[Begin Working data]

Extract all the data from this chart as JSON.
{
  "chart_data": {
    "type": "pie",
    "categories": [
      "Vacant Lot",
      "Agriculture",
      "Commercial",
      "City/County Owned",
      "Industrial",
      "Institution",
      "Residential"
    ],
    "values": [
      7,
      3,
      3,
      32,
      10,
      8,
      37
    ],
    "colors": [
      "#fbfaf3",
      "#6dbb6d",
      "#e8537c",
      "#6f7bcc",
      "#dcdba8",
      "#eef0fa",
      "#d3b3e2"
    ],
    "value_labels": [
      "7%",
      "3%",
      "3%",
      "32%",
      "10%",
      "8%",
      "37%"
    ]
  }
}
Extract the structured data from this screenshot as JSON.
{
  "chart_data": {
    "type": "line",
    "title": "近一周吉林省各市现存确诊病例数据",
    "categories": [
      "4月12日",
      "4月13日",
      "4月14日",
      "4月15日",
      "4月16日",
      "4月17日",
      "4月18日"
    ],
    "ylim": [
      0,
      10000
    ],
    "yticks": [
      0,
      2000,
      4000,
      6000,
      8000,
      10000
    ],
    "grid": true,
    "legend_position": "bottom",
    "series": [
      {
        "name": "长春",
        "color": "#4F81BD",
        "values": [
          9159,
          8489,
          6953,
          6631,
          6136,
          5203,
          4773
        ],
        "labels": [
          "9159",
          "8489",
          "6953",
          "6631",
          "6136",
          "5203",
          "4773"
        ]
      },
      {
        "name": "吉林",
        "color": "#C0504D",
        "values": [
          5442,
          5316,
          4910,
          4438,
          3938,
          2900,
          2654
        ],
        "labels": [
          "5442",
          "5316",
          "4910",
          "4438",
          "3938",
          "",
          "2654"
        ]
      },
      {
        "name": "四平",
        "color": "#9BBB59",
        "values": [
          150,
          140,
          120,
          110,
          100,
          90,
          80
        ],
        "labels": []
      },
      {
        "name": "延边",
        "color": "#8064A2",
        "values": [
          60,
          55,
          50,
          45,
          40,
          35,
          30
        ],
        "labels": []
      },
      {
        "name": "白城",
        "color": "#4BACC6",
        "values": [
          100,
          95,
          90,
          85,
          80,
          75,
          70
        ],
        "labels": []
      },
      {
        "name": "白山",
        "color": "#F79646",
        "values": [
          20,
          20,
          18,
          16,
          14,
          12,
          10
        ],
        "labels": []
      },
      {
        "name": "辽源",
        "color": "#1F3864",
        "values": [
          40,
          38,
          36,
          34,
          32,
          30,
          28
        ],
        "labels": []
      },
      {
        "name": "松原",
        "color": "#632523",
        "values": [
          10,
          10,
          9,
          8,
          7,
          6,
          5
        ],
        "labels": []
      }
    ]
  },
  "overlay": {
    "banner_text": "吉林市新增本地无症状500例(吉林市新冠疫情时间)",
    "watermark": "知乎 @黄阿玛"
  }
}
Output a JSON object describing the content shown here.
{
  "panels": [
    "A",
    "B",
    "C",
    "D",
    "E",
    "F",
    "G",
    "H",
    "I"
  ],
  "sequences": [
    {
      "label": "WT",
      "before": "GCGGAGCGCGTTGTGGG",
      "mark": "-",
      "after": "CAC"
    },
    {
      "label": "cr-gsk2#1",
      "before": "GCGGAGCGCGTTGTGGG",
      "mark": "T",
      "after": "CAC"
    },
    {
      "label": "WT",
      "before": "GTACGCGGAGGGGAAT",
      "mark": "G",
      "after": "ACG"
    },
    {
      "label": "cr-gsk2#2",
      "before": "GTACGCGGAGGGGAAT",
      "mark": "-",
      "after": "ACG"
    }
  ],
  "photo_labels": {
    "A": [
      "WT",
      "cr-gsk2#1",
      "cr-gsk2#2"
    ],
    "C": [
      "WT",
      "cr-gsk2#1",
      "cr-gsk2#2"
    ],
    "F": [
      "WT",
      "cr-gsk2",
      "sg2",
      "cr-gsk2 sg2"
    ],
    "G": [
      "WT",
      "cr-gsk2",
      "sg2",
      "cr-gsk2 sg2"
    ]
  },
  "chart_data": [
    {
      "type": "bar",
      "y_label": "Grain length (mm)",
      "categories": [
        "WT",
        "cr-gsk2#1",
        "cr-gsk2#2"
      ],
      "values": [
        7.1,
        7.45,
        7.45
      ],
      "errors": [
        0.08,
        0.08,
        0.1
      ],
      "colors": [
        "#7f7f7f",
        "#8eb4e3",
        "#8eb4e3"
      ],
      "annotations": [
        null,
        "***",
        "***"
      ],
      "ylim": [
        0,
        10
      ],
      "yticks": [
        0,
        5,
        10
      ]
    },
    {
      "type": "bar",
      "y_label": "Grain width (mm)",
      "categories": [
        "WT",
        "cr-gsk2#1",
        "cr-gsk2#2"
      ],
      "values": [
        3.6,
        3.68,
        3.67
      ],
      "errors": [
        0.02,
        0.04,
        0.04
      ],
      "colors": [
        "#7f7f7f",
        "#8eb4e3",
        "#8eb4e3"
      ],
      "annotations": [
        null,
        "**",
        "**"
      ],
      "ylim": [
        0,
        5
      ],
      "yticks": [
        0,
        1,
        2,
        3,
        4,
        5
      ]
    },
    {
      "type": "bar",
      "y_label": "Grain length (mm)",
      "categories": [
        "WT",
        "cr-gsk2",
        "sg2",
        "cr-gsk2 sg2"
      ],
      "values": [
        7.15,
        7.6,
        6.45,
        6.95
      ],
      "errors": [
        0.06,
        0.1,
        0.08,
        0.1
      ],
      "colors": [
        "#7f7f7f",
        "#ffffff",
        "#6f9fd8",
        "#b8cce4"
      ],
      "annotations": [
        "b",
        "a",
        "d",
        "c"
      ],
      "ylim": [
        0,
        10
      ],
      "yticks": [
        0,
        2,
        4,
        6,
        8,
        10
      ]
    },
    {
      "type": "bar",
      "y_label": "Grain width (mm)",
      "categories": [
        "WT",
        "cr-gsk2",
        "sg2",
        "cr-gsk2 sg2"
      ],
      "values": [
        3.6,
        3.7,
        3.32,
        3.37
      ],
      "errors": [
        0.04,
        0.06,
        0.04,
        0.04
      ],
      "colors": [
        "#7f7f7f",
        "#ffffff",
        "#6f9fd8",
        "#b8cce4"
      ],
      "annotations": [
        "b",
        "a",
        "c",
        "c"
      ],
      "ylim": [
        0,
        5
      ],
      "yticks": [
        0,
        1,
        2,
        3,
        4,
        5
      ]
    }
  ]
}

[End Working data]

**Exercise:** Type out the material again exactly as presented.

**Exercise output:**
Extract all the data from this chart as JSON.
{
  "chart_data": {
    "type": "pie",
    "categories": [
      "Vacant Lot",
      "Agriculture",
      "Commercial",
      "City/County Owned",
      "Industrial",
      "Institution",
      "Residential"
    ],
    "values": [
      7,
      3,
      3,
      32,
      10,
      8,
      37
    ],
    "colors": [
      "#fbfaf3",
      "#6dbb6d",
      "#e8537c",
      "#6f7bcc",
      "#dcdba8",
      "#eef0fa",
      "#d3b3e2"
    ],
    "value_labels": [
      "7%",
      "3%",
      "3%",
      "32%",
      "10%",
      "8%",
      "37%"
    ]
  }
}
Extract the structured data from this screenshot as JSON.
{
  "chart_data": {
    "type": "line",
    "title": "近一周吉林省各市现存确诊病例数据",
    "categories": [
      "4月12日",
      "4月13日",
      "4月14日",
      "4月15日",
      "4月16日",
      "4月17日",
      "4月18日"
    ],
    "ylim": [
      0,
      10000
    ],
    "yticks": [
      0,
      2000,
      4000,
      6000,
      8000,
      10000
    ],
    "grid": true,
    "legend_position": "bottom",
    "series": [
      {
        "name": "长春",
        "color": "#4F81BD",
        "values": [
          9159,
          8489,
          6953,
          6631,
          6136,
          5203,
          4773
        ],
        "labels": [
          "9159",
          "8489",
          "6953",
          "6631",
          "6136",
          "5203",
          "4773"
        ]
      },
      {
        "name": "吉林",
        "color": "#C0504D",
        "values": [
          5442,
          5316,
          4910,
          4438,
          3938,
          2900,
          2654
        ],
        "labels": [
          "5442",
          "5316",
          "4910",
          "4438",
          "3938",
          "",
          "2654"
        ]
      },
      {
        "name": "四平",
        "color": "#9BBB59",
        "values": [
          150,
          140,
          120,
          110,
          100,
          90,
          80
        ],
        "labels": []
      },
      {
        "name": "延边",
        "color": "#8064A2",
        "values": [
          60,
          55,
          50,
          45,
          40,
          35,
          30
        ],
        "labels": []
      },
      {
        "name": "白城",
        "color": "#4BACC6",
        "values": [
          100,
          95,
          90,
          85,
          80,
          75,
          70
        ],
        "labels": []
      },
      {
        "name": "白山",
        "color": "#F79646",
        "values": [
          20,
          20,
          18,
          16,
          14,
          12,
          10
        ],
        "labels": []
      },
      {
        "name": "辽源",
        "color": "#1F3864",
        "values": [
          40,
          38,
          36,
          34,
          32,
          30,
          28
        ],
        "labels": []
      },
      {
        "name": "松原",
        "color": "#632523",
        "values": [
          10,
          10,
          9,
          8,
          7,
          6,
          5
        ],
        "labels": []
      }
    ]
  },
  "overlay": {
    "banner_text": "吉林市新增本地无症状500例(吉林市新冠疫情时间)",
    "watermark": "知乎 @黄阿玛"
  }
}
Output a JSON object describing the content shown here.
{
  "panels": [
    "A",
    "B",
    "C",
    "D",
    "E",
    "F",
    "G",
    "H",
    "I"
  ],
  "sequences": [
    {
      "label": "WT",
      "before": "GCGGAGCGCGTTGTGGG",
      "mark": "-",
      "after": "CAC"
    },
    {
      "label": "cr-gsk2#1",
      "before": "GCGGAGCGCGTTGTGGG",
      "mark": "T",
      "after": "CAC"
    },
    {
      "label": "WT",
      "before": "GTACGCGGAGGGGAAT",
      "mark": "G",
      "after": "ACG"
    },
    {
      "label": "cr-gsk2#2",
      "before": "GTACGCGGAGGGGAAT",
      "mark": "-",
      "after": "ACG"
    }
  ],
  "photo_labels": {
    "A": [
      "WT",
      "cr-gsk2#1",
      "cr-gsk2#2"
    ],
    "C": [
      "WT",
      "cr-gsk2#1",
      "cr-gsk2#2"
    ],
    "F": [
      "WT",
      "cr-gsk2",
      "sg2",
      "cr-gsk2 sg2"
    ],
    "G": [
      "WT",
      "cr-gsk2",
      "sg2",
      "cr-gsk2 sg2"
    ]
  },
  "chart_data": [
    {
      "type": "bar",
      "y_label": "Grain length (mm)",
      "categories": [
        "WT",
        "cr-gsk2#1",
        "cr-gsk2#2"
      ],
      "values": [
        7.1,
        7.45,
        7.45
      ],
      "errors": [
        0.08,
        0.08,
        0.1
      ],
      "colors": [
        "#7f7f7f",
        "#8eb4e3",
        "#8eb4e3"
      ],
      "annotations": [
        null,
        "***",
        "***"
      ],
      "ylim": [
        0,
        10
      ],
      "yticks": [
        0,
        5,
        10
      ]
    },
    {
      "type": "bar",
      "y_label": "Grain width (mm)",
      "categories": [
        "WT",
        "cr-gsk2#1",
        "cr-gsk2#2"
      ],
      "values": [
        3.6,
        3.68,
        3.67
      ],
      "errors": [
        0.02,
        0.04,
        0.04
      ],
      "colors": [
        "#7f7f7f",
        "#8eb4e3",
        "#8eb4e3"
      ],
      "annotations": [
        null,
        "**",
        "**"
      ],
      "ylim": [
        0,
        5
      ],
      "yticks": [
        0,
        1,
        2,
        3,
        4,
        5
      ]
    },
    {
      "type": "bar",
      "y_label": "Grain length (mm)",
      "categories": [
        "WT",
        "cr-gsk2",
        "sg2",
        "cr-gsk2 sg2"
      ],
      "values": [
        7.15,
        7.6,
        6.45,
        6.95
      ],
      "errors": [
        0.06,
        0.1,
        0.08,
        0.1
      ],
      "colors": [
        "#7f7f7f",
        "#ffffff",
        "#6f9fd8",
        "#b8cce4"
      ],
      "annotations": [
        "b",
        "a",
        "d",
        "c"
      ],
      "ylim": [
        0,
        10
      ],
      "yticks": [
        0,
        2,
        4,
        6,
        8,
        10
      ]
    },
    {
      "type": "bar",
      "y_label": "Grain width (mm)",
      "categories": [
        "WT",
        "cr-gsk2",
        "sg2",
        "cr-gsk2 sg2"
      ],
      "values": [
        3.6,
        3.7,
        3.32,
        3.37
      ],
      "errors": [
        0.04,
        0.06,
        0.04,
        0.04
      ],
      "colors": [
        "#7f7f7f",
        "#ffffff",
        "#6f9fd8",
        "#b8cce4"
      ],
      "annotations": [
        "b",
        "a",
        "c",
        "c"
      ],
      "ylim": [
        0,
        5
      ],
      "yticks": [
        0,
        1,
        2,
        3,
        4,
        5
      ]
    }
  ]
}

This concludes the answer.